Give the material from the line with "Localize all elements." to the line with "Text: Movimento naturale" as a two-column CSV headed input and output, one row for each input and its output. Put each in one quoted field with line breaks turned into spaces, and leave out the pictures.

SUPPLIED DATA:
◆ ◆ ◆

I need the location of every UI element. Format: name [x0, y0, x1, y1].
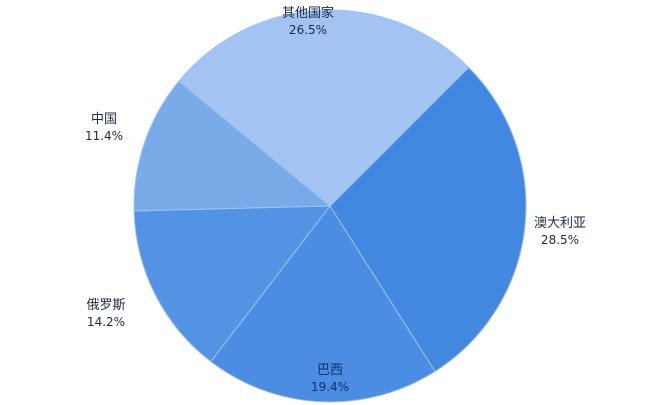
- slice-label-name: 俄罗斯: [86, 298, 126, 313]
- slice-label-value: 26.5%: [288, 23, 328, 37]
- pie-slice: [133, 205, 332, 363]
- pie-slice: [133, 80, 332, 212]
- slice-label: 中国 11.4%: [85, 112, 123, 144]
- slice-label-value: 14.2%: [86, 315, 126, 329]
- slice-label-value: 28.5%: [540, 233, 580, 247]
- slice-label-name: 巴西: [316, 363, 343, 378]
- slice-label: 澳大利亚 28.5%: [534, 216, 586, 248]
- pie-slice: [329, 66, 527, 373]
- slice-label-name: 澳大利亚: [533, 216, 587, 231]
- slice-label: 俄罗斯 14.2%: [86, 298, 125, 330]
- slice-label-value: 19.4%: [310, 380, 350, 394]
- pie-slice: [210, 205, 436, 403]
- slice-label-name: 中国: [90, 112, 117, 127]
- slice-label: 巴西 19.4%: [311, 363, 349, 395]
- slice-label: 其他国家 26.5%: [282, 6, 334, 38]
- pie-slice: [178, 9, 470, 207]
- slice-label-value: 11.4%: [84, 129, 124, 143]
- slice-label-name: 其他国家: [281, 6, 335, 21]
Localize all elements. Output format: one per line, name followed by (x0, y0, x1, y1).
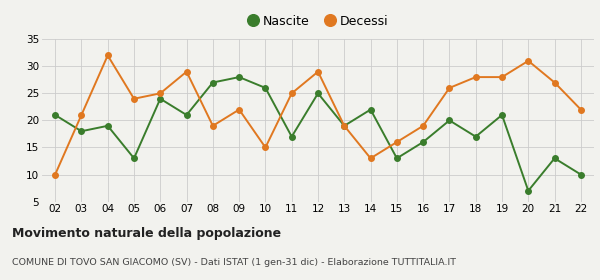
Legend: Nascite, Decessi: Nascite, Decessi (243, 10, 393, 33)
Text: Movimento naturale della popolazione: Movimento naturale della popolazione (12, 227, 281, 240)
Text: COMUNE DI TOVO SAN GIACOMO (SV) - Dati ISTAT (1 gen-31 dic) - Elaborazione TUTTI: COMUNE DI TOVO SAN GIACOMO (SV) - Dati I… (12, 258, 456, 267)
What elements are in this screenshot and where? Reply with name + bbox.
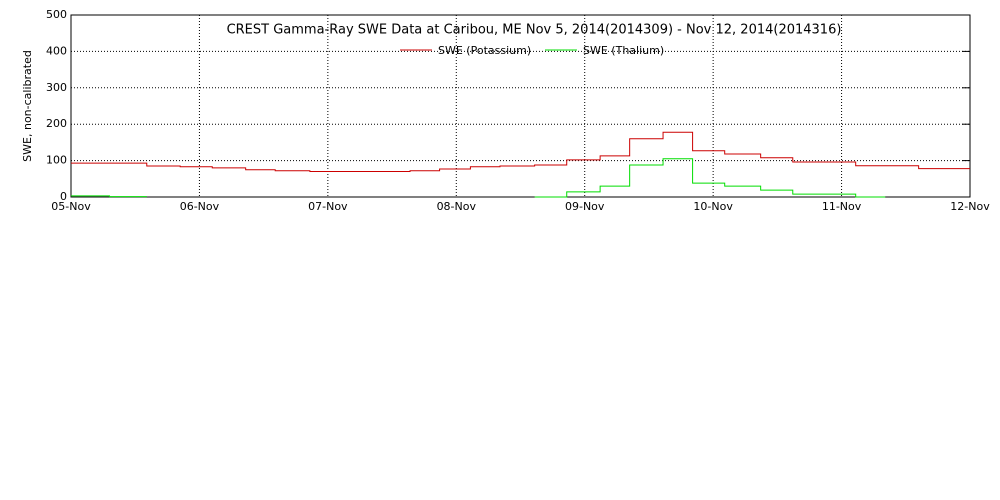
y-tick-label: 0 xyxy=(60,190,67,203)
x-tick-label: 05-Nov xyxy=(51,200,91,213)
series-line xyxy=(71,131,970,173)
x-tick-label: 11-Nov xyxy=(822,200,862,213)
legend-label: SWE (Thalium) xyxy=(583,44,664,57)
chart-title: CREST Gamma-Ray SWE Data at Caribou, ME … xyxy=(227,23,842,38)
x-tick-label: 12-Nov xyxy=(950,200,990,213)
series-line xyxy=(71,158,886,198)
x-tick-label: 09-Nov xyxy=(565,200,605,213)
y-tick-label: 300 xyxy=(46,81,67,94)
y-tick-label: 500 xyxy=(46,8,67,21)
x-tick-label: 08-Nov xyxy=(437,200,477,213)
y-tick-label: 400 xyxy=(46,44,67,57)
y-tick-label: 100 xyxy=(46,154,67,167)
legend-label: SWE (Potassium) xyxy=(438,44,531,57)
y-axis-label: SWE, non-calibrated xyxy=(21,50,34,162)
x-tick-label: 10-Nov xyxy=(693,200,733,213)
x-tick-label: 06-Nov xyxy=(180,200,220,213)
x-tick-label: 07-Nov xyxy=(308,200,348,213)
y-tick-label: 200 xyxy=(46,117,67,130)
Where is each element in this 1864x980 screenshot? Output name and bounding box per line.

◆ ◆ ◆

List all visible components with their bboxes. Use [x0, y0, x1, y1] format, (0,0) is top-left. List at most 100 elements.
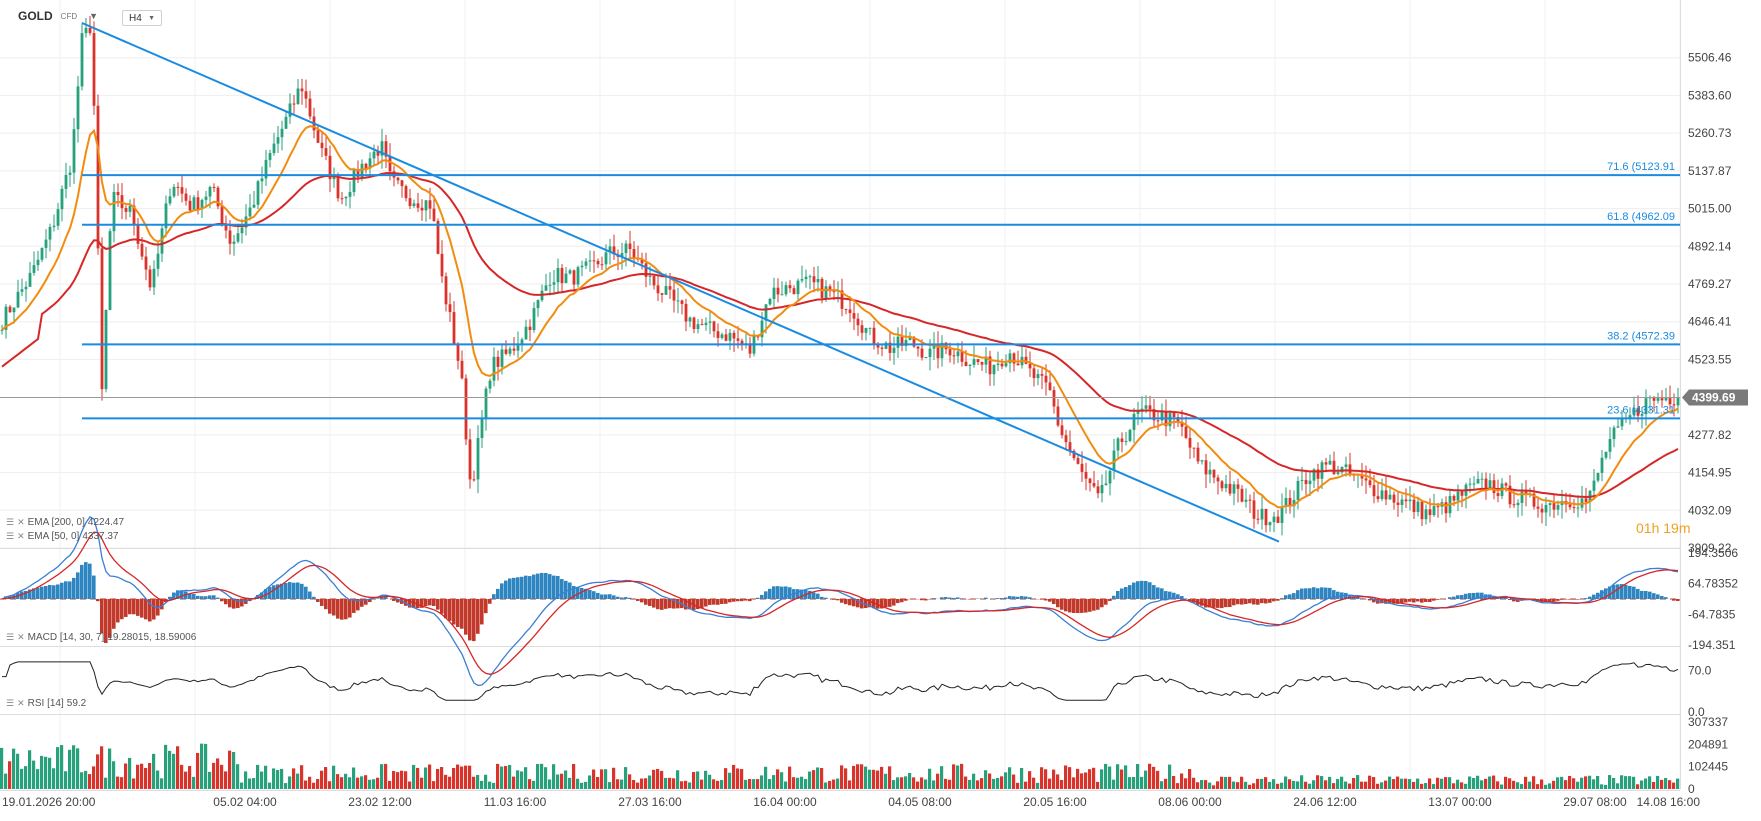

◆ ◆ ◆

WRITTEN SOLUTION:
input,output
"Localize all elements. Output format: one per line, name followed by (x0, y0, x1, y1).","Legend: Nascite, Decessi: Nascite, Decessi (243, 10, 393, 33) Text: Movimento naturale della popolazione: Movimento naturale della popolazione (12, 227, 281, 240)"